**STATED EXERCISE:** Locate the word "Precipitation" in the data below, then copy every line that holds it.
* start *
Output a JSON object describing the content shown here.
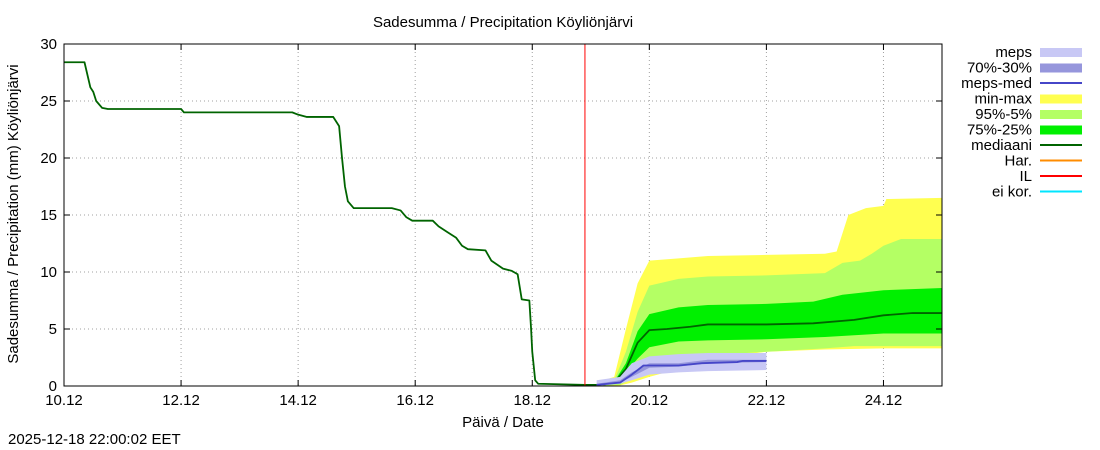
{
  "chart_data": {
    "type": "area",
    "title": "Sadesumma / Precipitation  Köyliönjärvi",
    "xlabel": "Päivä / Date",
    "ylabel": "Sadesumma / Precipitation (mm)  Köyliönjärvi",
    "x_unit": "days since 10.12 00:00",
    "xlim": [
      0,
      15
    ],
    "ylim": [
      0,
      30
    ],
    "x_ticks": [
      {
        "x": 0,
        "label": "10.12"
      },
      {
        "x": 2,
        "label": "12.12"
      },
      {
        "x": 4,
        "label": "14.12"
      },
      {
        "x": 6,
        "label": "16.12"
      },
      {
        "x": 8,
        "label": "18.12"
      },
      {
        "x": 10,
        "label": "20.12"
      },
      {
        "x": 12,
        "label": "22.12"
      },
      {
        "x": 14,
        "label": "24.12"
      }
    ],
    "y_ticks": [
      {
        "y": 0,
        "label": "0"
      },
      {
        "y": 5,
        "label": "5"
      },
      {
        "y": 10,
        "label": "10"
      },
      {
        "y": 15,
        "label": "15"
      },
      {
        "y": 20,
        "label": "20"
      },
      {
        "y": 25,
        "label": "25"
      },
      {
        "y": 30,
        "label": "30"
      }
    ],
    "grid": true,
    "legend_position": "right",
    "now_x": 8.9,
    "legend": [
      {
        "label": "meps",
        "color": "#c8c8f5",
        "kind": "band"
      },
      {
        "label": "70%-30%",
        "color": "#9696dc",
        "kind": "band"
      },
      {
        "label": "meps-med",
        "color": "#4646c8",
        "kind": "line"
      },
      {
        "label": "min-max",
        "color": "#ffff50",
        "kind": "band"
      },
      {
        "label": "95%-5%",
        "color": "#b4ff64",
        "kind": "band"
      },
      {
        "label": "75%-25%",
        "color": "#00f000",
        "kind": "band"
      },
      {
        "label": "mediaani",
        "color": "#006400",
        "kind": "line"
      },
      {
        "label": "Har.",
        "color": "#ff8c00",
        "kind": "line"
      },
      {
        "label": "IL",
        "color": "#ff0000",
        "kind": "line"
      },
      {
        "label": "ei kor.",
        "color": "#00e6ff",
        "kind": "line"
      }
    ],
    "series": [
      {
        "name": "mediaani (history)",
        "color": "#006400",
        "points": [
          [
            0,
            28.4
          ],
          [
            0.35,
            28.4
          ],
          [
            0.45,
            26.2
          ],
          [
            0.5,
            25.8
          ],
          [
            0.55,
            25
          ],
          [
            0.65,
            24.4
          ],
          [
            0.75,
            24.3
          ],
          [
            2.0,
            24.3
          ],
          [
            2.05,
            24.0
          ],
          [
            3.9,
            24.0
          ],
          [
            4.0,
            23.8
          ],
          [
            4.15,
            23.6
          ],
          [
            4.6,
            23.6
          ],
          [
            4.7,
            22.8
          ],
          [
            4.75,
            20
          ],
          [
            4.8,
            17.5
          ],
          [
            4.85,
            16.2
          ],
          [
            4.95,
            15.6
          ],
          [
            5.6,
            15.6
          ],
          [
            5.75,
            15.4
          ],
          [
            5.85,
            14.8
          ],
          [
            5.95,
            14.5
          ],
          [
            6.3,
            14.5
          ],
          [
            6.4,
            14.0
          ],
          [
            6.55,
            13.5
          ],
          [
            6.7,
            13.0
          ],
          [
            6.8,
            12.3
          ],
          [
            6.9,
            12.0
          ],
          [
            7.2,
            11.9
          ],
          [
            7.3,
            11.0
          ],
          [
            7.5,
            10.3
          ],
          [
            7.65,
            10.1
          ],
          [
            7.75,
            9.8
          ],
          [
            7.82,
            7.6
          ],
          [
            7.95,
            7.5
          ],
          [
            7.98,
            5
          ],
          [
            8.0,
            3.0
          ],
          [
            8.05,
            0.5
          ],
          [
            8.1,
            0.2
          ],
          [
            8.9,
            0.1
          ]
        ]
      },
      {
        "name": "min-max",
        "color": "#ffff50",
        "lower": [
          [
            9.1,
            0
          ],
          [
            9.5,
            0.05
          ],
          [
            9.7,
            0.3
          ],
          [
            10,
            0.8
          ],
          [
            10.5,
            1.5
          ],
          [
            11,
            2.2
          ],
          [
            11.5,
            2.7
          ],
          [
            12,
            3.0
          ],
          [
            13,
            3.2
          ],
          [
            14,
            3.3
          ],
          [
            15,
            3.3
          ]
        ],
        "upper": [
          [
            9.1,
            0.3
          ],
          [
            9.4,
            0.8
          ],
          [
            9.6,
            5.0
          ],
          [
            9.8,
            9.0
          ],
          [
            10,
            11.0
          ],
          [
            10.5,
            11.2
          ],
          [
            11,
            11.4
          ],
          [
            12,
            11.5
          ],
          [
            13,
            11.6
          ],
          [
            13.2,
            11.8
          ],
          [
            13.4,
            15.0
          ],
          [
            13.7,
            15.6
          ],
          [
            14.0,
            15.8
          ],
          [
            14.05,
            16.4
          ],
          [
            15,
            16.5
          ]
        ]
      },
      {
        "name": "95%-5%",
        "color": "#b4ff64",
        "lower": [
          [
            9.1,
            0
          ],
          [
            9.5,
            0.1
          ],
          [
            9.7,
            0.6
          ],
          [
            10,
            1.5
          ],
          [
            10.5,
            2.3
          ],
          [
            11,
            2.7
          ],
          [
            12,
            3.0
          ],
          [
            13,
            3.3
          ],
          [
            13.5,
            3.5
          ],
          [
            15,
            3.5
          ]
        ],
        "upper": [
          [
            9.1,
            0.2
          ],
          [
            9.4,
            0.5
          ],
          [
            9.6,
            3.0
          ],
          [
            9.8,
            6.5
          ],
          [
            10,
            8.8
          ],
          [
            10.5,
            9.4
          ],
          [
            11,
            9.6
          ],
          [
            12,
            9.7
          ],
          [
            13,
            9.9
          ],
          [
            13.3,
            10.8
          ],
          [
            13.6,
            11.0
          ],
          [
            13.8,
            11.6
          ],
          [
            14.0,
            12.3
          ],
          [
            14.3,
            12.9
          ],
          [
            15,
            12.9
          ]
        ]
      },
      {
        "name": "75%-25%",
        "color": "#00f000",
        "lower": [
          [
            9.1,
            0
          ],
          [
            9.4,
            0.2
          ],
          [
            9.6,
            1.2
          ],
          [
            9.8,
            2.4
          ],
          [
            10,
            3.4
          ],
          [
            10.5,
            3.9
          ],
          [
            11,
            4.0
          ],
          [
            12,
            4.1
          ],
          [
            12.5,
            4.2
          ],
          [
            13,
            4.3
          ],
          [
            14,
            4.6
          ],
          [
            15,
            4.6
          ]
        ],
        "upper": [
          [
            9.1,
            0.1
          ],
          [
            9.4,
            0.4
          ],
          [
            9.6,
            2.0
          ],
          [
            9.8,
            4.8
          ],
          [
            10,
            6.3
          ],
          [
            10.5,
            6.9
          ],
          [
            11,
            7.1
          ],
          [
            12,
            7.2
          ],
          [
            12.8,
            7.4
          ],
          [
            13.3,
            8.0
          ],
          [
            14,
            8.4
          ],
          [
            15,
            8.6
          ]
        ]
      },
      {
        "name": "mediaani (forecast)",
        "color": "#006400",
        "points": [
          [
            8.9,
            0.1
          ],
          [
            9.2,
            0.1
          ],
          [
            9.4,
            0.3
          ],
          [
            9.6,
            1.5
          ],
          [
            9.8,
            3.8
          ],
          [
            10,
            4.9
          ],
          [
            10.3,
            5.0
          ],
          [
            10.7,
            5.2
          ],
          [
            11,
            5.4
          ],
          [
            12,
            5.4
          ],
          [
            12.8,
            5.5
          ],
          [
            13.5,
            5.8
          ],
          [
            14,
            6.2
          ],
          [
            14.5,
            6.4
          ],
          [
            15,
            6.4
          ]
        ]
      },
      {
        "name": "meps",
        "color": "#c8c8f5",
        "lower": [
          [
            9.1,
            0
          ],
          [
            9.5,
            0.2
          ],
          [
            9.7,
            0.5
          ],
          [
            10,
            1.0
          ],
          [
            10.5,
            1.2
          ],
          [
            11,
            1.3
          ],
          [
            12,
            1.4
          ]
        ],
        "upper": [
          [
            9.1,
            0.5
          ],
          [
            9.5,
            0.8
          ],
          [
            9.7,
            2.0
          ],
          [
            10,
            2.6
          ],
          [
            10.5,
            2.8
          ],
          [
            11,
            2.9
          ],
          [
            12,
            2.9
          ]
        ]
      },
      {
        "name": "70%-30%",
        "color": "#9696dc",
        "lower": [
          [
            9.1,
            0.1
          ],
          [
            9.5,
            0.3
          ],
          [
            9.7,
            0.8
          ],
          [
            10,
            1.6
          ],
          [
            10.5,
            1.7
          ],
          [
            11,
            2.0
          ],
          [
            12,
            2.1
          ]
        ],
        "upper": [
          [
            9.1,
            0.2
          ],
          [
            9.5,
            0.5
          ],
          [
            9.7,
            1.2
          ],
          [
            10,
            2.0
          ],
          [
            10.5,
            2.0
          ],
          [
            11,
            2.3
          ],
          [
            12,
            2.3
          ]
        ]
      },
      {
        "name": "meps-med",
        "color": "#4646c8",
        "points": [
          [
            9.1,
            0.1
          ],
          [
            9.5,
            0.3
          ],
          [
            9.7,
            1.0
          ],
          [
            9.9,
            1.8
          ],
          [
            10.5,
            1.8
          ],
          [
            10.9,
            2.0
          ],
          [
            11.5,
            2.1
          ],
          [
            11.6,
            2.2
          ],
          [
            12,
            2.2
          ]
        ]
      }
    ]
  },
  "footer": {
    "timestamp": "2025-12-18 22:00:02 EET"
  }
}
* end *
**SOLUTION:**
    "title": "Sadesumma / Precipitation  Köyliönjärvi",
    "ylabel": "Sadesumma / Precipitation (mm)  Köyliönjärvi",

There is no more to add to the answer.